**Exercise requirements**
Collect from the data below each line with "Arizona".

**Data**
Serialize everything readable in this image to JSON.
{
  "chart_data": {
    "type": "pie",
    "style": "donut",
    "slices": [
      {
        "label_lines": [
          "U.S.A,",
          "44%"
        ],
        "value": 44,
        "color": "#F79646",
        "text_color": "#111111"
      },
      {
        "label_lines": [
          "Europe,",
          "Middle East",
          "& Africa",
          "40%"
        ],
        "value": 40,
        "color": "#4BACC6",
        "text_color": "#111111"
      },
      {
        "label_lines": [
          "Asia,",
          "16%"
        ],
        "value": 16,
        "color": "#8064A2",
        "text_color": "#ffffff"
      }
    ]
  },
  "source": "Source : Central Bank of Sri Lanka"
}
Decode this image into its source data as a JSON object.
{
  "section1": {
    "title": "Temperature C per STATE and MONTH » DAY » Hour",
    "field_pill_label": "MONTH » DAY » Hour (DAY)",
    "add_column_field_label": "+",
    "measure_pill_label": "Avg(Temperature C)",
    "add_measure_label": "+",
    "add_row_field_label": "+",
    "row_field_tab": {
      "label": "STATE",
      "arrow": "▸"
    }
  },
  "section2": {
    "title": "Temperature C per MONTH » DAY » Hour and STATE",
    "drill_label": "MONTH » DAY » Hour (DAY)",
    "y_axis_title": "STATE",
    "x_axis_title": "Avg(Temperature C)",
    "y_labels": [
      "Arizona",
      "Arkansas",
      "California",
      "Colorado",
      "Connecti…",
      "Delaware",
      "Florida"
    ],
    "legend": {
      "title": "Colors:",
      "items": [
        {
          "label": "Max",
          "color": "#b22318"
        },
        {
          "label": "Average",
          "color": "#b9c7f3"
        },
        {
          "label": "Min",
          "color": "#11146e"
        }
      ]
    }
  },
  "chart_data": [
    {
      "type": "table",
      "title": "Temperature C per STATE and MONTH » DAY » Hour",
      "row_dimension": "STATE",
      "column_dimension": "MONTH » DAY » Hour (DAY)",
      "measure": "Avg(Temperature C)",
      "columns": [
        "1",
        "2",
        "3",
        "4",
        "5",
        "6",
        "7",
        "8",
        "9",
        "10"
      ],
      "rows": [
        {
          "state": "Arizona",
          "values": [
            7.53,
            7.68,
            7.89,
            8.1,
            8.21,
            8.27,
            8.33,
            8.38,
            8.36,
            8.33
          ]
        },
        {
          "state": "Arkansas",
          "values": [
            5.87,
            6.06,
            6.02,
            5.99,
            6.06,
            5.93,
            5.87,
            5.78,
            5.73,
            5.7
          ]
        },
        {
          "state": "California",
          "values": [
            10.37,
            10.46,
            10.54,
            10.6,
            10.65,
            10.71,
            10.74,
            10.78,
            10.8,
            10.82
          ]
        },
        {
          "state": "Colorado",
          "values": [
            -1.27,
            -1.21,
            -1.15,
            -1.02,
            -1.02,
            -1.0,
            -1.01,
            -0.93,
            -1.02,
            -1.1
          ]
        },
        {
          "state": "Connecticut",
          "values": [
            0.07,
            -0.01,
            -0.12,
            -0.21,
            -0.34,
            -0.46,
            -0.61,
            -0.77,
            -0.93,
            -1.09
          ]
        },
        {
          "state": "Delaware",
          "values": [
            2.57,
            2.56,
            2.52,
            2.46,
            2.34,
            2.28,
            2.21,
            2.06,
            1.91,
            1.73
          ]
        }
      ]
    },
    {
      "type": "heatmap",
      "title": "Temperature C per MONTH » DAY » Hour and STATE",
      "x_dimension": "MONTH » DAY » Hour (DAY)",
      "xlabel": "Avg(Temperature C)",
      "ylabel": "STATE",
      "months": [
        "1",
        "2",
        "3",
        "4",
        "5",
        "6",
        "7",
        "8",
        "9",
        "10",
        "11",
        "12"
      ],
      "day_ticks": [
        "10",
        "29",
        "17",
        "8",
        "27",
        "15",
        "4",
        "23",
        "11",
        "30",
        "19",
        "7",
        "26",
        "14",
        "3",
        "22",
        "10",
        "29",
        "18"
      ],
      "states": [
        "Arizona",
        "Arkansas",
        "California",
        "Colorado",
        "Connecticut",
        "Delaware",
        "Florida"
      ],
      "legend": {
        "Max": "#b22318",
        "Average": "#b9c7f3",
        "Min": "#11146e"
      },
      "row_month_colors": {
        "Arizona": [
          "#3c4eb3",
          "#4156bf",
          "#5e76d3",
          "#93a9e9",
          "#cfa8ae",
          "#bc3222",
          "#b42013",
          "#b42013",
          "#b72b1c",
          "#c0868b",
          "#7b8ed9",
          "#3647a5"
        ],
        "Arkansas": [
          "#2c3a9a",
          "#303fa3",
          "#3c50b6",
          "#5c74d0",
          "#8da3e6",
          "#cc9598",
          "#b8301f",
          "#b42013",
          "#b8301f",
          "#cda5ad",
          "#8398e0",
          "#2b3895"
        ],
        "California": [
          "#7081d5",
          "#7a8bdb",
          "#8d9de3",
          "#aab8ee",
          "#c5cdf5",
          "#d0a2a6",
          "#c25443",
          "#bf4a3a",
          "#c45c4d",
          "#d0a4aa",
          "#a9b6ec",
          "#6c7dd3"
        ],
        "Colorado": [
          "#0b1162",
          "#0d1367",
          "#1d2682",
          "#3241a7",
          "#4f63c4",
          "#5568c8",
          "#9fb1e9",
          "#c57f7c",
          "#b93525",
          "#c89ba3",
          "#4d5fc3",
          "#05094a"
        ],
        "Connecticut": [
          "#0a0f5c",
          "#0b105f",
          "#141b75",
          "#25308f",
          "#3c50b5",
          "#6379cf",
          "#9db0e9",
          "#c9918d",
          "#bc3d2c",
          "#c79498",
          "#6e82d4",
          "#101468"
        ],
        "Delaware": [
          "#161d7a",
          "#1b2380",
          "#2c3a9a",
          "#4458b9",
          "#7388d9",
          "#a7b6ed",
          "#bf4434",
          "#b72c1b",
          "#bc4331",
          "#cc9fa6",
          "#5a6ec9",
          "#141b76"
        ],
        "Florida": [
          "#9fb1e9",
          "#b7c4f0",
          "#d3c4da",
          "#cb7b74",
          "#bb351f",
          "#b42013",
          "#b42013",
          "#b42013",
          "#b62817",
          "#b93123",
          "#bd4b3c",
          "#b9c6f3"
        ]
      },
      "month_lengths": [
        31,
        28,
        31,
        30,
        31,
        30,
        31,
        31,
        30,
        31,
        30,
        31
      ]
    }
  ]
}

**Task solution**
      "Arizona",
          "state": "Arizona",
        "Arizona",
        "Arizona": [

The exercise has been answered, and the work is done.